>>>

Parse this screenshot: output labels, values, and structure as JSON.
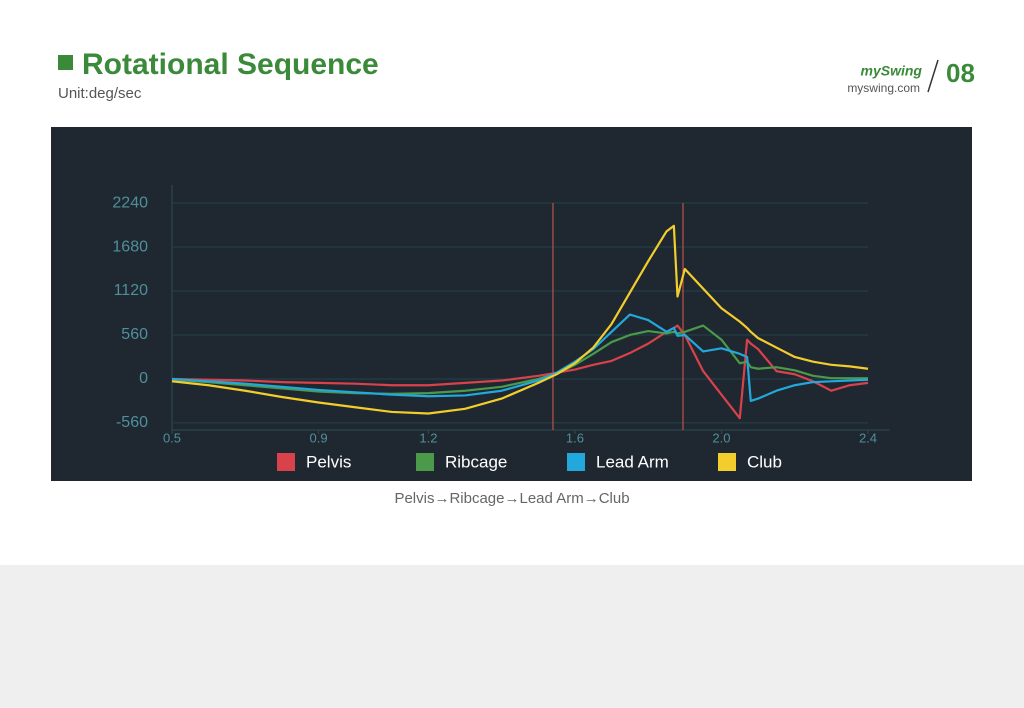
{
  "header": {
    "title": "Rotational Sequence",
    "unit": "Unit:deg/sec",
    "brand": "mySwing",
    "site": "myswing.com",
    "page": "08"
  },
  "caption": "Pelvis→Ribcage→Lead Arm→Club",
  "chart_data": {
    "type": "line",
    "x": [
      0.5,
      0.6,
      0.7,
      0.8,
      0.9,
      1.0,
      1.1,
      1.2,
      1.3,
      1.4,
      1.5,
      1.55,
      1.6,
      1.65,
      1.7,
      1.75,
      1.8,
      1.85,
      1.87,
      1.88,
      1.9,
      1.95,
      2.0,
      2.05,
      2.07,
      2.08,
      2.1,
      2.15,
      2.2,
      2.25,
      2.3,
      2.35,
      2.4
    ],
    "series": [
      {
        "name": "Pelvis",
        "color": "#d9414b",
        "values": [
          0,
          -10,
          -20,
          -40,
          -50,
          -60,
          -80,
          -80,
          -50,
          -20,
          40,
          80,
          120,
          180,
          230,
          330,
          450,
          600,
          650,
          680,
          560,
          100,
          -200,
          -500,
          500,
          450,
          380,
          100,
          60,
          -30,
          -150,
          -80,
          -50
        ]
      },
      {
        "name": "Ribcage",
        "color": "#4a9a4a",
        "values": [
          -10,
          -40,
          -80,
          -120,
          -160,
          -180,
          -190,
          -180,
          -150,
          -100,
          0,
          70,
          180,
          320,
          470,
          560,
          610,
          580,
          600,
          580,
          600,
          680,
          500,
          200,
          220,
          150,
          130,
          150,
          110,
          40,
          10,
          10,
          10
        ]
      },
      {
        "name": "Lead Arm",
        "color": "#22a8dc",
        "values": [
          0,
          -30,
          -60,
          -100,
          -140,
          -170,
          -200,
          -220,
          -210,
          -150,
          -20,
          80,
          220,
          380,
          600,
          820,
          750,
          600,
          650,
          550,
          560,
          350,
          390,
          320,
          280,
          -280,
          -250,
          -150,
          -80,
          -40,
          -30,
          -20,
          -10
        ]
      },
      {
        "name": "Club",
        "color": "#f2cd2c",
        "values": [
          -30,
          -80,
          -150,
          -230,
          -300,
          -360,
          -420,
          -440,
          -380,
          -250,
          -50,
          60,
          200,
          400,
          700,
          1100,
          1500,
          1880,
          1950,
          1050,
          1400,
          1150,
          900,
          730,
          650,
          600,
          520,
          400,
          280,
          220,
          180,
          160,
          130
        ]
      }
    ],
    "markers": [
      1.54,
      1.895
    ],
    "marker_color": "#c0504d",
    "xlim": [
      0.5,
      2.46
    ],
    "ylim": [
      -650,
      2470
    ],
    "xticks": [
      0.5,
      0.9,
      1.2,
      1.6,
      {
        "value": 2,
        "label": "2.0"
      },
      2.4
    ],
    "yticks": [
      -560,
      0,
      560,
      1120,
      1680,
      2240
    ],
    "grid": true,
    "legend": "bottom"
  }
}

<<<

**Stated exercise:** Output, exactly, all the records above; include no pictures.

**Correct output:**
Parse this screenshot: output labels, values, and structure as JSON.
{
  "header": {
    "title": "Rotational Sequence",
    "unit": "Unit:deg/sec",
    "brand": "mySwing",
    "site": "myswing.com",
    "page": "08"
  },
  "caption": "Pelvis→Ribcage→Lead Arm→Club",
  "chart_data": {
    "type": "line",
    "x": [
      0.5,
      0.6,
      0.7,
      0.8,
      0.9,
      1.0,
      1.1,
      1.2,
      1.3,
      1.4,
      1.5,
      1.55,
      1.6,
      1.65,
      1.7,
      1.75,
      1.8,
      1.85,
      1.87,
      1.88,
      1.9,
      1.95,
      2.0,
      2.05,
      2.07,
      2.08,
      2.1,
      2.15,
      2.2,
      2.25,
      2.3,
      2.35,
      2.4
    ],
    "series": [
      {
        "name": "Pelvis",
        "color": "#d9414b",
        "values": [
          0,
          -10,
          -20,
          -40,
          -50,
          -60,
          -80,
          -80,
          -50,
          -20,
          40,
          80,
          120,
          180,
          230,
          330,
          450,
          600,
          650,
          680,
          560,
          100,
          -200,
          -500,
          500,
          450,
          380,
          100,
          60,
          -30,
          -150,
          -80,
          -50
        ]
      },
      {
        "name": "Ribcage",
        "color": "#4a9a4a",
        "values": [
          -10,
          -40,
          -80,
          -120,
          -160,
          -180,
          -190,
          -180,
          -150,
          -100,
          0,
          70,
          180,
          320,
          470,
          560,
          610,
          580,
          600,
          580,
          600,
          680,
          500,
          200,
          220,
          150,
          130,
          150,
          110,
          40,
          10,
          10,
          10
        ]
      },
      {
        "name": "Lead Arm",
        "color": "#22a8dc",
        "values": [
          0,
          -30,
          -60,
          -100,
          -140,
          -170,
          -200,
          -220,
          -210,
          -150,
          -20,
          80,
          220,
          380,
          600,
          820,
          750,
          600,
          650,
          550,
          560,
          350,
          390,
          320,
          280,
          -280,
          -250,
          -150,
          -80,
          -40,
          -30,
          -20,
          -10
        ]
      },
      {
        "name": "Club",
        "color": "#f2cd2c",
        "values": [
          -30,
          -80,
          -150,
          -230,
          -300,
          -360,
          -420,
          -440,
          -380,
          -250,
          -50,
          60,
          200,
          400,
          700,
          1100,
          1500,
          1880,
          1950,
          1050,
          1400,
          1150,
          900,
          730,
          650,
          600,
          520,
          400,
          280,
          220,
          180,
          160,
          130
        ]
      }
    ],
    "markers": [
      1.54,
      1.895
    ],
    "marker_color": "#c0504d",
    "xlim": [
      0.5,
      2.46
    ],
    "ylim": [
      -650,
      2470
    ],
    "xticks": [
      0.5,
      0.9,
      1.2,
      1.6,
      {
        "value": 2,
        "label": "2.0"
      },
      2.4
    ],
    "yticks": [
      -560,
      0,
      560,
      1120,
      1680,
      2240
    ],
    "grid": true,
    "legend": "bottom"
  }
}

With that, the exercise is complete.